WRITTEN PROBLEM
Look for "الثقة" in each line of the entries, and return the matching lines.

-----

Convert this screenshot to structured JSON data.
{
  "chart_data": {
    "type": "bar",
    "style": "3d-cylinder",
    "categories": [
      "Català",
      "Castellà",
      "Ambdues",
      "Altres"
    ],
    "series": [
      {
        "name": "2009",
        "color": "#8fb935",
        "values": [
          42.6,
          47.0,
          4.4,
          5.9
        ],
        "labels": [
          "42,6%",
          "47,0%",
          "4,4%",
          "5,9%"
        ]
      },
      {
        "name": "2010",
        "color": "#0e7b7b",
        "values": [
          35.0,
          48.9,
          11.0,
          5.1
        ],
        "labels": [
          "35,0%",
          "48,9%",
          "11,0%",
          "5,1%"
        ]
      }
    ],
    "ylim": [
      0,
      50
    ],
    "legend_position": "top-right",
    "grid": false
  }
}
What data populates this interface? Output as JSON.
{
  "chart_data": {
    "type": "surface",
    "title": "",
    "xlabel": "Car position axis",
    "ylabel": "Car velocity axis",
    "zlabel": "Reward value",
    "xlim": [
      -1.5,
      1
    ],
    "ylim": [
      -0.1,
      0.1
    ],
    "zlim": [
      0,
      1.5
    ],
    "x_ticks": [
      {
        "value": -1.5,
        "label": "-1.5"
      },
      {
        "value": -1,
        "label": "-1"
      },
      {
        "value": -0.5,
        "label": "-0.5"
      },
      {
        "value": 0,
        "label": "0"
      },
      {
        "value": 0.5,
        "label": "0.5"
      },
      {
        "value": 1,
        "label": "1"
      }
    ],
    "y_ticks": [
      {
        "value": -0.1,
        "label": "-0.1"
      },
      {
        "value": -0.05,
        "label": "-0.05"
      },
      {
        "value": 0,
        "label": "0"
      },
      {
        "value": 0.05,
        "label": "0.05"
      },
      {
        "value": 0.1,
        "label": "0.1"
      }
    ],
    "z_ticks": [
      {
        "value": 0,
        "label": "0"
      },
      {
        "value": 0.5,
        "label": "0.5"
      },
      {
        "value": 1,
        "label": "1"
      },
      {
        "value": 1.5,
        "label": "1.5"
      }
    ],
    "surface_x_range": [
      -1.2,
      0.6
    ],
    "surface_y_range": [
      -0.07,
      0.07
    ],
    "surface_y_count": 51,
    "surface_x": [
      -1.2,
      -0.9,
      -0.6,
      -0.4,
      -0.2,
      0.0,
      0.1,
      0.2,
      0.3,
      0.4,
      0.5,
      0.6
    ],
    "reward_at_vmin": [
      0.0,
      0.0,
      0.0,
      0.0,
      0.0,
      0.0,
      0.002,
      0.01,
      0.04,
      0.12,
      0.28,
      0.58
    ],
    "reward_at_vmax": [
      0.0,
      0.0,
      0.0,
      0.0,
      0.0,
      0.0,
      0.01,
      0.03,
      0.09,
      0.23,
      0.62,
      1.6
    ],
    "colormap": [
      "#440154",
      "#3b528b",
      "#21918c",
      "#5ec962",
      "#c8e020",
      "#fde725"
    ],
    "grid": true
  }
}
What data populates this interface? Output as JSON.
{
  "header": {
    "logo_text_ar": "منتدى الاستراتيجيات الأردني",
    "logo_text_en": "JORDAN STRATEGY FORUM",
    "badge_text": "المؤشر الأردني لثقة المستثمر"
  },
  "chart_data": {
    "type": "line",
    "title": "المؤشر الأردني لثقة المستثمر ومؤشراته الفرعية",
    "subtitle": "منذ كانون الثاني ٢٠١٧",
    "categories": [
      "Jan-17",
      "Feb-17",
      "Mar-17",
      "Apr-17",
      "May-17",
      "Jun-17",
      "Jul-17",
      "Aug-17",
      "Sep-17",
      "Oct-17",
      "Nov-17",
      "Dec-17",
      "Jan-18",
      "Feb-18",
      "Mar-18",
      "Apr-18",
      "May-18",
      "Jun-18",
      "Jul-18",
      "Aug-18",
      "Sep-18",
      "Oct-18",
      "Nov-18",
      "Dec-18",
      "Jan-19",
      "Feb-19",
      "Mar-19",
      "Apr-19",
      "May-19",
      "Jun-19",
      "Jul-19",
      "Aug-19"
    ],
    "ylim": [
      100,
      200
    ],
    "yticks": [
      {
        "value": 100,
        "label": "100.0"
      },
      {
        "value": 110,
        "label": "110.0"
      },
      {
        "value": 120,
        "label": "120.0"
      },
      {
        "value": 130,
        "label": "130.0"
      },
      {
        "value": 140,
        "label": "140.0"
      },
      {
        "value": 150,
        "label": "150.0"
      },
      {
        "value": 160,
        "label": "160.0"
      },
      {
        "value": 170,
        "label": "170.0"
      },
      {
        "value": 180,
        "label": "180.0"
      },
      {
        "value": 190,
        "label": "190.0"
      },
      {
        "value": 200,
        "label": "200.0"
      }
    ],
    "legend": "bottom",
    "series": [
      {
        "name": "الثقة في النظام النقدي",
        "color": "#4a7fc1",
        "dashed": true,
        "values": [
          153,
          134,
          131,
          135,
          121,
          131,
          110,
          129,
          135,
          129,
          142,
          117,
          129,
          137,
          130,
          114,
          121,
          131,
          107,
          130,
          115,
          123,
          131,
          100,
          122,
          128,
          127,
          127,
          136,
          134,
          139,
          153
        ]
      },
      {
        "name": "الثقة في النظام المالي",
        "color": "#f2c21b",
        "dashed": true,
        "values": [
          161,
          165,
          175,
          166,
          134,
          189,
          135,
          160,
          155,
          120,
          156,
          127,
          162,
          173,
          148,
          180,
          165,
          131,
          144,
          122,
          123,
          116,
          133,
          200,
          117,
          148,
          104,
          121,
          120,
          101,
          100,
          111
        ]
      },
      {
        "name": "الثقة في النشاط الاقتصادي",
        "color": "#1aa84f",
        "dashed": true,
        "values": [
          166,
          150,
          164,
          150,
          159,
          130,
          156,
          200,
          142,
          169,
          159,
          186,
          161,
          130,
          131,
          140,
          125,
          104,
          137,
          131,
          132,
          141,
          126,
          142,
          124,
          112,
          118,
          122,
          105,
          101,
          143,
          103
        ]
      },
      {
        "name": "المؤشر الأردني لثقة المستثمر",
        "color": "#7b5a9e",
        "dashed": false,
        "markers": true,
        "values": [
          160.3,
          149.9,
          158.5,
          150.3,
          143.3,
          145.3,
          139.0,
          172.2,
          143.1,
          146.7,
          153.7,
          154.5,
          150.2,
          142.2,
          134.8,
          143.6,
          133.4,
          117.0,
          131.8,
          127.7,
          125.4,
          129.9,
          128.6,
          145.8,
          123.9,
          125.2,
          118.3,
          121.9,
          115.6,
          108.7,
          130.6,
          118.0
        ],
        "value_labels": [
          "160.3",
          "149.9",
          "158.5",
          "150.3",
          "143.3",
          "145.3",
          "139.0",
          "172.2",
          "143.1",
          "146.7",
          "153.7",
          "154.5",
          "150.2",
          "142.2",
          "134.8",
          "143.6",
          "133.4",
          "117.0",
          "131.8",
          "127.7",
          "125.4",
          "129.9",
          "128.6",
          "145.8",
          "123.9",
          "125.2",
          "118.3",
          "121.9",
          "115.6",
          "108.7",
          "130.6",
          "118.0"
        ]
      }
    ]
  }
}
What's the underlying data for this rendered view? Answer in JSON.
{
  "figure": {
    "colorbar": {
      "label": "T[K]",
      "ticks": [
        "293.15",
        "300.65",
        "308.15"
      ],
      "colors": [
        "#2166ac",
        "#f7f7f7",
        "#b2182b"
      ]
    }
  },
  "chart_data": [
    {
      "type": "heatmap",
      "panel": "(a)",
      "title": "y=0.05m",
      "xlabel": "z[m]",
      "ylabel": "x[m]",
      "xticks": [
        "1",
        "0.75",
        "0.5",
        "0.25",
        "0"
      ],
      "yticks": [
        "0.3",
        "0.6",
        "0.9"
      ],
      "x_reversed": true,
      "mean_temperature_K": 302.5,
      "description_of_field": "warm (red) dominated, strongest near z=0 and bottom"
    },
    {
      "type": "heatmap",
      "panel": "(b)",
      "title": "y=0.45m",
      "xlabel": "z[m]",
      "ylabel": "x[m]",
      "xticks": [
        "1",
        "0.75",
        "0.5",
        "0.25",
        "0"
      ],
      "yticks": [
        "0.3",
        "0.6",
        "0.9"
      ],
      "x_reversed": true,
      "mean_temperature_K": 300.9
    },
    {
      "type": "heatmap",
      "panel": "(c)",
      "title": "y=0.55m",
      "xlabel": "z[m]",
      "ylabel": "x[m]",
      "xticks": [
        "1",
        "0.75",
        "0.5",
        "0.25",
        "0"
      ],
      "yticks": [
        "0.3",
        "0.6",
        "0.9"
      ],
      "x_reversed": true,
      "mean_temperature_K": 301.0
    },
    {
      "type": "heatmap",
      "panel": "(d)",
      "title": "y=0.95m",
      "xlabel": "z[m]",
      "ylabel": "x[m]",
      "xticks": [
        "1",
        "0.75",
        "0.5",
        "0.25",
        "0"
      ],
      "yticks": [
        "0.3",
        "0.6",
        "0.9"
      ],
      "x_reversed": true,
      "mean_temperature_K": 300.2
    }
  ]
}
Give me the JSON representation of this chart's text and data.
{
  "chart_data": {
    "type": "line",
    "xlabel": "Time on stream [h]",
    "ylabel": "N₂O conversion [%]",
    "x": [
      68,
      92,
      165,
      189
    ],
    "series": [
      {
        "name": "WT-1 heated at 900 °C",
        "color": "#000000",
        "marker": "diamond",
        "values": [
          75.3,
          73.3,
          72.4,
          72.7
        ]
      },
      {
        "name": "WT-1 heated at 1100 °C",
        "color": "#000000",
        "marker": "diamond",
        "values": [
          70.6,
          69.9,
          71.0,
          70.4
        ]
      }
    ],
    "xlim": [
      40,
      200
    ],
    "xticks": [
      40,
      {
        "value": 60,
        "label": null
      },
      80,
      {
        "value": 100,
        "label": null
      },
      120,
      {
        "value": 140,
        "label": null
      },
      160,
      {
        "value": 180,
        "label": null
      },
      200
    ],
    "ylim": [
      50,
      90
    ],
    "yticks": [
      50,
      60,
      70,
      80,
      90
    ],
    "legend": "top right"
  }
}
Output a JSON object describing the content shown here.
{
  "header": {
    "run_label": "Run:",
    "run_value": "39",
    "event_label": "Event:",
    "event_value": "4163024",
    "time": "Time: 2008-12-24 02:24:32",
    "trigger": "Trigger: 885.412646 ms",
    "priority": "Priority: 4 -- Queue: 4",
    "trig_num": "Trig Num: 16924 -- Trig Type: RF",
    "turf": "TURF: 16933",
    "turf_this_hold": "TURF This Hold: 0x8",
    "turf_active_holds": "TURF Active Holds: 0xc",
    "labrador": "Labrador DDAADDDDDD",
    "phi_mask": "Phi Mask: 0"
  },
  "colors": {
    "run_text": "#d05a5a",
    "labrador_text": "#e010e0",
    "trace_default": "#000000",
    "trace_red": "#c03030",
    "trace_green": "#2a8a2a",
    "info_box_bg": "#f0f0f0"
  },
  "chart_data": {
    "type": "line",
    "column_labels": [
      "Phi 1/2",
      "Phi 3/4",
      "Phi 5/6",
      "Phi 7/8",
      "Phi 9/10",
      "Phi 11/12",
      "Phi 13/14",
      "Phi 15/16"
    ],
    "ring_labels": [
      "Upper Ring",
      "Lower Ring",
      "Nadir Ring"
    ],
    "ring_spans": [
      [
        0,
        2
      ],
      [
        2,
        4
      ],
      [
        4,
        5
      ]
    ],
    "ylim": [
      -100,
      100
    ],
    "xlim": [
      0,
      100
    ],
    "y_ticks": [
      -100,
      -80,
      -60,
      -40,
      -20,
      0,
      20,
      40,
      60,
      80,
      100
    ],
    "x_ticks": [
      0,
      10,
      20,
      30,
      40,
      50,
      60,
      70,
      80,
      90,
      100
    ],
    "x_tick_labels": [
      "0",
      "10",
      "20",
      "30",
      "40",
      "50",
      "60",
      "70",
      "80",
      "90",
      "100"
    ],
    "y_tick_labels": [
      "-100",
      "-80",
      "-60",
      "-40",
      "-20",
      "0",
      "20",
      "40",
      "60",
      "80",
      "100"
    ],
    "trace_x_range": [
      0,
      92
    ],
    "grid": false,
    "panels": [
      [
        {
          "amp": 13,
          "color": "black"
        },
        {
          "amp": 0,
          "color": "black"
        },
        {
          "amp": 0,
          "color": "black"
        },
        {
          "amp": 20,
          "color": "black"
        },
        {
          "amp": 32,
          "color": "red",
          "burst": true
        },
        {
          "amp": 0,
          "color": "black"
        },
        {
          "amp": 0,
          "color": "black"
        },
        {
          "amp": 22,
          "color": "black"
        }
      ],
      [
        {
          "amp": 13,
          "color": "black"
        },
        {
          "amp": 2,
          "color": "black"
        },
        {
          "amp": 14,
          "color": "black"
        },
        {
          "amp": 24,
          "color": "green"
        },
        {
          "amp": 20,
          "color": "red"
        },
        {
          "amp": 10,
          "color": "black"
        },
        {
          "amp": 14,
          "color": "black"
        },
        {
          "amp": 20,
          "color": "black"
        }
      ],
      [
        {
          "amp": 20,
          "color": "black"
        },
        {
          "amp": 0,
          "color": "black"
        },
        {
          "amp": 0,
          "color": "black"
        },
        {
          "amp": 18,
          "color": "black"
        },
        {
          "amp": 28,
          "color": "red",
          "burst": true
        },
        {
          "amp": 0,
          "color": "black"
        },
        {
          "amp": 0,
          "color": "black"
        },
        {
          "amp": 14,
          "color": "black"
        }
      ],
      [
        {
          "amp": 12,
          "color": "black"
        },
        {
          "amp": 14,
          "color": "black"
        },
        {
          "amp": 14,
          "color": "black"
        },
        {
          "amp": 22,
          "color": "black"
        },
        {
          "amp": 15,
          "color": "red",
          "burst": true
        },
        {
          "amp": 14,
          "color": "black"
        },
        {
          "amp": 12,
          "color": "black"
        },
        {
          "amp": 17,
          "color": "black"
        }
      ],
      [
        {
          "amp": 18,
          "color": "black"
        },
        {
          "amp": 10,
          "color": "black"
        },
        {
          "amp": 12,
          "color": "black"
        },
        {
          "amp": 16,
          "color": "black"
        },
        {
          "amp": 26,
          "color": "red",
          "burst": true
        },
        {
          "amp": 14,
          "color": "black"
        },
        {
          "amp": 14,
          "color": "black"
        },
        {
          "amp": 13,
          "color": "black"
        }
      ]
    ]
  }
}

-----

ANSWER TO THIS TASK
        "name": "الثقة في النظام النقدي",
        "name": "الثقة في النظام المالي",
        "name": "الثقة في النشاط الاقتصادي",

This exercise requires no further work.